[EXERCISE] The entries are to be returned exactly, with images left out.

(Stored entries)
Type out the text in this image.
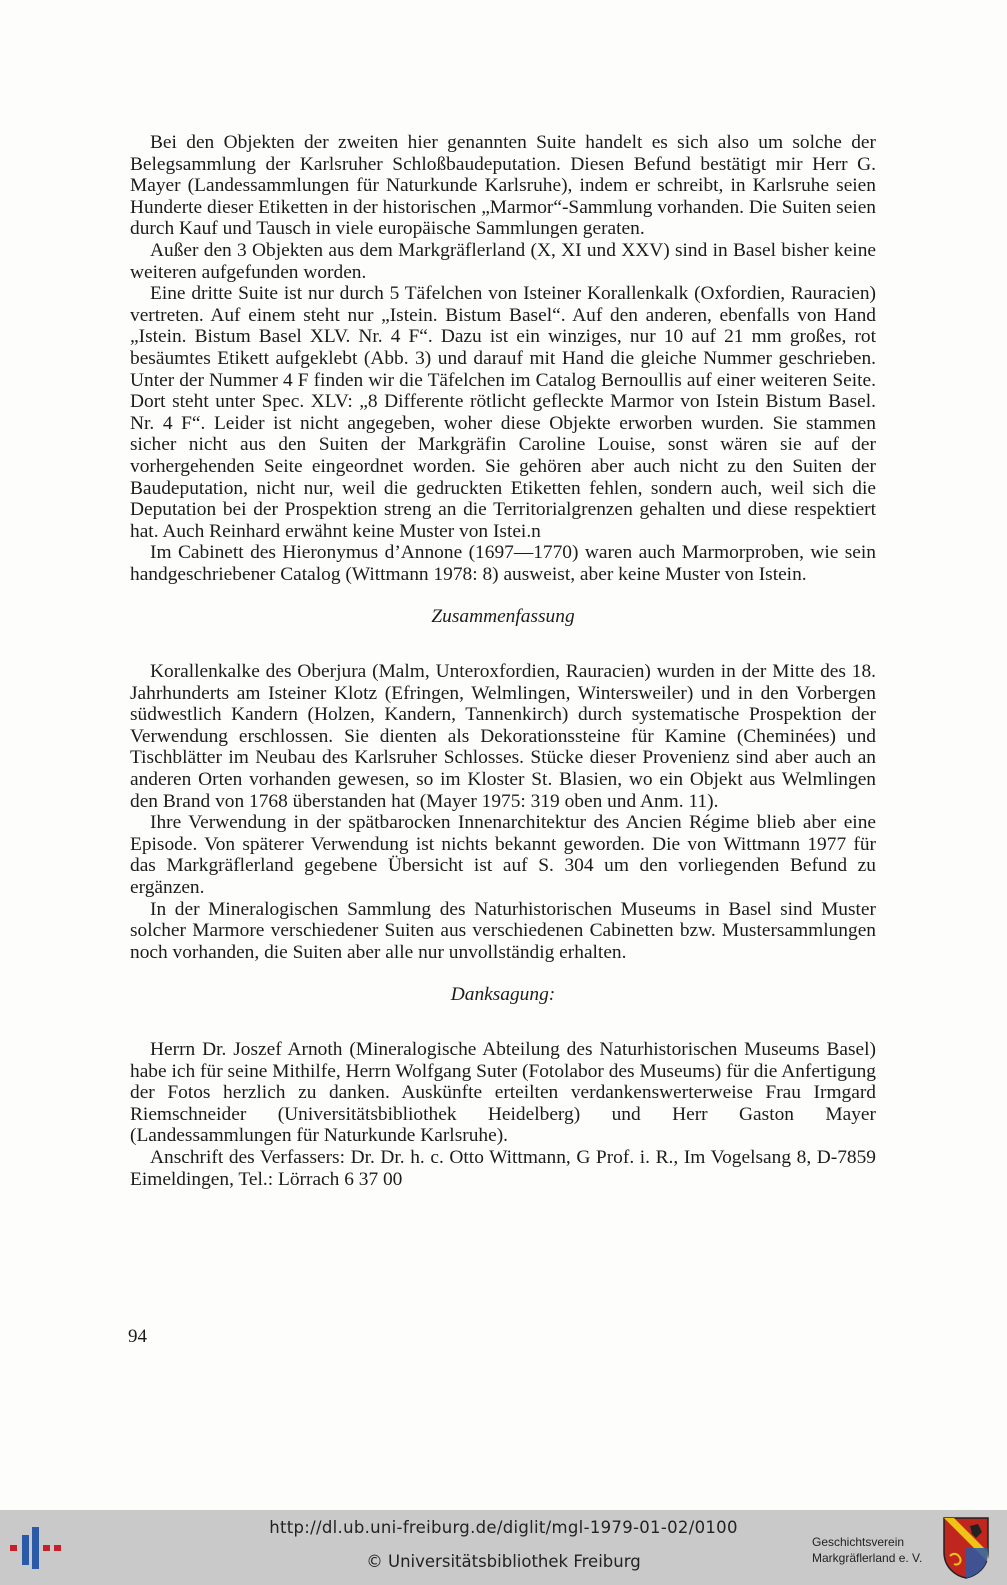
Bei den Objekten der zweiten hier genannten Suite handelt es sich also um solche der Belegsammlung der Karlsruher Schloßbaudeputation. Diesen Befund bestätigt mir Herr G. Mayer (Landessammlungen für Naturkunde Karlsruhe), indem er schreibt, in Karlsruhe seien Hunderte dieser Etiketten in der historischen „Marmor“-Sammlung vorhanden. Die Suiten seien durch Kauf und Tausch in viele europäische Sammlungen geraten.

Außer den 3 Objekten aus dem Markgräflerland (X, XI und XXV) sind in Basel bisher keine weiteren aufgefunden worden.

Eine dritte Suite ist nur durch 5 Täfelchen von Isteiner Korallenkalk (Oxfordien, Rauracien) vertreten. Auf einem steht nur „Istein. Bistum Basel“. Auf den anderen, ebenfalls von Hand „Istein. Bistum Basel XLV. Nr. 4 F“. Dazu ist ein winziges, nur 10 auf 21 mm großes, rot besäumtes Etikett aufgeklebt (Abb. 3) und darauf mit Hand die gleiche Nummer geschrieben. Unter der Nummer 4 F finden wir die Täfelchen im Catalog Bernoullis auf einer weiteren Seite. Dort steht unter Spec. XLV: „8 Differente rötlicht gefleckte Marmor von Istein Bistum Basel. Nr. 4 F“. Leider ist nicht angegeben, woher diese Objekte erworben wurden. Sie stammen sicher nicht aus den Suiten der Markgräfin Caroline Louise, sonst wären sie auf der vorhergehenden Seite eingeordnet worden. Sie gehören aber auch nicht zu den Suiten der Baudeputation, nicht nur, weil die gedruckten Etiketten fehlen, sondern auch, weil sich die Deputation bei der Prospektion streng an die Territorialgrenzen gehalten und diese respektiert hat. Auch Reinhard erwähnt keine Muster von Istei.n

Im Cabinett des Hieronymus d’Annone (1697—1770) waren auch Marmorproben, wie sein handgeschriebener Catalog (Wittmann 1978: 8) ausweist, aber keine Muster von Istein.

Zusammenfassung

Korallenkalke des Oberjura (Malm, Unteroxfordien, Rauracien) wurden in der Mitte des 18. Jahrhunderts am Isteiner Klotz (Efringen, Welmlingen, Wintersweiler) und in den Vorbergen südwestlich Kandern (Holzen, Kandern, Tannenkirch) durch systematische Prospektion der Verwendung erschlossen. Sie dienten als Dekorationssteine für Kamine (Cheminées) und Tischblätter im Neubau des Karlsruher Schlosses. Stücke dieser Provenienz sind aber auch an anderen Orten vorhanden gewesen, so im Kloster St. Blasien, wo ein Objekt aus Welmlingen den Brand von 1768 überstanden hat (Mayer 1975: 319 oben und Anm. 11).

Ihre Verwendung in der spätbarocken Innenarchitektur des Ancien Régime blieb aber eine Episode. Von späterer Verwendung ist nichts bekannt geworden. Die von Wittmann 1977 für das Markgräflerland gegebene Übersicht ist auf S. 304 um den vorliegenden Befund zu ergänzen.

In der Mineralogischen Sammlung des Naturhistorischen Museums in Basel sind Muster solcher Marmore verschiedener Suiten aus verschiedenen Cabinetten bzw. Mustersammlungen noch vorhanden, die Suiten aber alle nur unvollständig erhalten.

Danksagung:

Herrn Dr. Joszef Arnoth (Mineralogische Abteilung des Naturhistorischen Museums Basel) habe ich für seine Mithilfe, Herrn Wolfgang Suter (Fotolabor des Museums) für die Anfertigung der Fotos herzlich zu danken. Auskünfte erteilten verdankenswerterweise Frau Irmgard Riemschneider (Universitätsbibliothek Heidelberg) und Herr Gaston Mayer (Landessammlungen für Naturkunde Karlsruhe).

Anschrift des Verfassers: Dr. Dr. h. c. Otto Wittmann, G Prof. i. R., Im Vogelsang 8, D-7859 Eimeldingen, Tel.: Lörrach 6 37 00

94
http://dl.ub.uni-freiburg.de/diglit/mgl-1979-01-02/0100
© Universitätsbibliothek Freiburg
Geschichtsverein
Markgräflerland e. V.
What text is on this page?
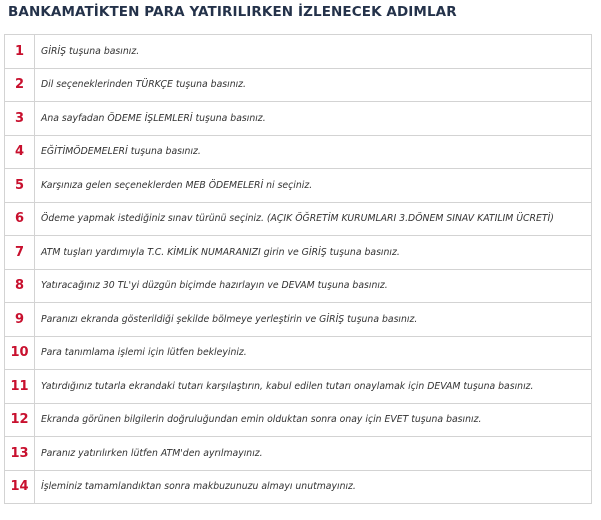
BANKAMATİKTEN PARA YATIRILIRKEN İZLENECEK ADIMLAR
1	GİRİŞ tuşuna basınız.
2	Dil seçeneklerinden TÜRKÇE tuşuna basınız.
3	Ana sayfadan ÖDEME İŞLEMLERİ tuşuna basınız.
4	EĞİTİMÖDEMELERİ tuşuna basınız.
5	Karşınıza gelen seçeneklerden MEB ÖDEMELERİ ni seçiniz.
6	Ödeme yapmak istediğiniz sınav türünü seçiniz. (AÇIK ÖĞRETİM KURUMLARI 3.DÖNEM SINAV KATILIM ÜCRETİ)
7	ATM tuşları yardımıyla T.C. KİMLİK NUMARANIZI girin ve GİRİŞ tuşuna basınız.
8	Yatıracağınız 30 TL'yi düzgün biçimde hazırlayın ve DEVAM tuşuna basınız.
9	Paranızı ekranda gösterildiği şekilde bölmeye yerleştirin ve GİRİŞ tuşuna basınız.
10	Para tanımlama işlemi için lütfen bekleyiniz.
11	Yatırdığınız tutarla ekrandaki tutarı karşılaştırın, kabul edilen tutarı onaylamak için DEVAM tuşuna basınız.
12	Ekranda görünen bilgilerin doğruluğundan emin olduktan sonra onay için EVET tuşuna basınız.
13	Paranız yatırılırken lütfen ATM'den ayrılmayınız.
14	İşleminiz tamamlandıktan sonra makbuzunuzu almayı unutmayınız.
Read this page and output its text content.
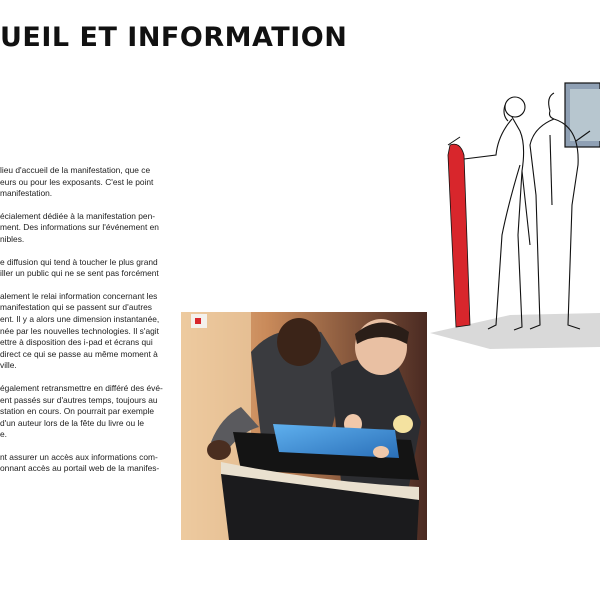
UEIL ET INFORMATION

lieu d'accueil de la manifestation, que ce
eurs ou pour les exposants. C'est le point
manifestation.

écialement dédiée à la manifestation pen-
ment. Des informations sur l'événement en
nibles.

e diffusion qui tend à toucher le plus grand
iller un public qui ne se sent pas forcément

alement le relai information concernant les
manifestation qui se passent sur d'autres
ent. Il y a alors une dimension instantanée,
née par les nouvelles technologies. Il s'agit
ettre à disposition des i-pad et écrans qui
direct ce qui se passe au même moment à
ville.

également retransmettre en différé des évé-
ent passés sur d'autres temps, toujours au
station en cours. On pourrait par exemple
d'un auteur lors de la fête du livre ou le
e.

nt assurer un accès aux informations com-
onnant accès au portail web de la manifes-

[RIGHT ANSWER]
Type out the text in this image.
Bei den Objekten der zweiten hier genannten Suite handelt es sich also um solche der Belegsammlung der Karlsruher Schloßbaudeputation. Diesen Befund bestätigt mir Herr G. Mayer (Landessammlungen für Naturkunde Karlsruhe), indem er schreibt, in Karlsruhe seien Hunderte dieser Etiketten in der historischen „Marmor“-Sammlung vorhanden. Die Suiten seien durch Kauf und Tausch in viele europäische Sammlungen geraten.

Außer den 3 Objekten aus dem Markgräflerland (X, XI und XXV) sind in Basel bisher keine weiteren aufgefunden worden.

Eine dritte Suite ist nur durch 5 Täfelchen von Isteiner Korallenkalk (Oxfordien, Rauracien) vertreten. Auf einem steht nur „Istein. Bistum Basel“. Auf den anderen, ebenfalls von Hand „Istein. Bistum Basel XLV. Nr. 4 F“. Dazu ist ein winziges, nur 10 auf 21 mm großes, rot besäumtes Etikett aufgeklebt (Abb. 3) und darauf mit Hand die gleiche Nummer geschrieben. Unter der Nummer 4 F finden wir die Täfelchen im Catalog Bernoullis auf einer weiteren Seite. Dort steht unter Spec. XLV: „8 Differente rötlicht gefleckte Marmor von Istein Bistum Basel. Nr. 4 F“. Leider ist nicht angegeben, woher diese Objekte erworben wurden. Sie stammen sicher nicht aus den Suiten der Markgräfin Caroline Louise, sonst wären sie auf der vorhergehenden Seite eingeordnet worden. Sie gehören aber auch nicht zu den Suiten der Baudeputation, nicht nur, weil die gedruckten Etiketten fehlen, sondern auch, weil sich die Deputation bei der Prospektion streng an die Territorialgrenzen gehalten und diese respektiert hat. Auch Reinhard erwähnt keine Muster von Istei.n

Im Cabinett des Hieronymus d’Annone (1697—1770) waren auch Marmorproben, wie sein handgeschriebener Catalog (Wittmann 1978: 8) ausweist, aber keine Muster von Istein.

Zusammenfassung

Korallenkalke des Oberjura (Malm, Unteroxfordien, Rauracien) wurden in der Mitte des 18. Jahrhunderts am Isteiner Klotz (Efringen, Welmlingen, Wintersweiler) und in den Vorbergen südwestlich Kandern (Holzen, Kandern, Tannenkirch) durch systematische Prospektion der Verwendung erschlossen. Sie dienten als Dekorationssteine für Kamine (Cheminées) und Tischblätter im Neubau des Karlsruher Schlosses. Stücke dieser Provenienz sind aber auch an anderen Orten vorhanden gewesen, so im Kloster St. Blasien, wo ein Objekt aus Welmlingen den Brand von 1768 überstanden hat (Mayer 1975: 319 oben und Anm. 11).

Ihre Verwendung in der spätbarocken Innenarchitektur des Ancien Régime blieb aber eine Episode. Von späterer Verwendung ist nichts bekannt geworden. Die von Wittmann 1977 für das Markgräflerland gegebene Übersicht ist auf S. 304 um den vorliegenden Befund zu ergänzen.

In der Mineralogischen Sammlung des Naturhistorischen Museums in Basel sind Muster solcher Marmore verschiedener Suiten aus verschiedenen Cabinetten bzw. Mustersammlungen noch vorhanden, die Suiten aber alle nur unvollständig erhalten.

Danksagung:

Herrn Dr. Joszef Arnoth (Mineralogische Abteilung des Naturhistorischen Museums Basel) habe ich für seine Mithilfe, Herrn Wolfgang Suter (Fotolabor des Museums) für die Anfertigung der Fotos herzlich zu danken. Auskünfte erteilten verdankenswerterweise Frau Irmgard Riemschneider (Universitätsbibliothek Heidelberg) und Herr Gaston Mayer (Landessammlungen für Naturkunde Karlsruhe).

Anschrift des Verfassers: Dr. Dr. h. c. Otto Wittmann, G Prof. i. R., Im Vogelsang 8, D-7859 Eimeldingen, Tel.: Lörrach 6 37 00

94
http://dl.ub.uni-freiburg.de/diglit/mgl-1979-01-02/0100
© Universitätsbibliothek Freiburg
Geschichtsverein
Markgräflerland e. V.
What text is on this page?
BANKAMATİKTEN PARA YATIRILIRKEN İZLENECEK ADIMLAR
1	GİRİŞ tuşuna basınız.
2	Dil seçeneklerinden TÜRKÇE tuşuna basınız.
3	Ana sayfadan ÖDEME İŞLEMLERİ tuşuna basınız.
4	EĞİTİMÖDEMELERİ tuşuna basınız.
5	Karşınıza gelen seçeneklerden MEB ÖDEMELERİ ni seçiniz.
6	Ödeme yapmak istediğiniz sınav türünü seçiniz. (AÇIK ÖĞRETİM KURUMLARI 3.DÖNEM SINAV KATILIM ÜCRETİ)
7	ATM tuşları yardımıyla T.C. KİMLİK NUMARANIZI girin ve GİRİŞ tuşuna basınız.
8	Yatıracağınız 30 TL'yi düzgün biçimde hazırlayın ve DEVAM tuşuna basınız.
9	Paranızı ekranda gösterildiği şekilde bölmeye yerleştirin ve GİRİŞ tuşuna basınız.
10	Para tanımlama işlemi için lütfen bekleyiniz.
11	Yatırdığınız tutarla ekrandaki tutarı karşılaştırın, kabul edilen tutarı onaylamak için DEVAM tuşuna basınız.
12	Ekranda görünen bilgilerin doğruluğundan emin olduktan sonra onay için EVET tuşuna basınız.
13	Paranız yatırılırken lütfen ATM'den ayrılmayınız.
14	İşleminiz tamamlandıktan sonra makbuzunuzu almayı unutmayınız.
Read this page and output its text content.
UEIL ET INFORMATION

lieu d'accueil de la manifestation, que ce
eurs ou pour les exposants. C'est le point
manifestation.

écialement dédiée à la manifestation pen-
ment. Des informations sur l'événement en
nibles.

e diffusion qui tend à toucher le plus grand
iller un public qui ne se sent pas forcément

alement le relai information concernant les
manifestation qui se passent sur d'autres
ent. Il y a alors une dimension instantanée,
née par les nouvelles technologies. Il s'agit
ettre à disposition des i-pad et écrans qui
direct ce qui se passe au même moment à
ville.

également retransmettre en différé des évé-
ent passés sur d'autres temps, toujours au
station en cours. On pourrait par exemple
d'un auteur lors de la fête du livre ou le
e.

nt assurer un accès aux informations com-
onnant accès au portail web de la manifes-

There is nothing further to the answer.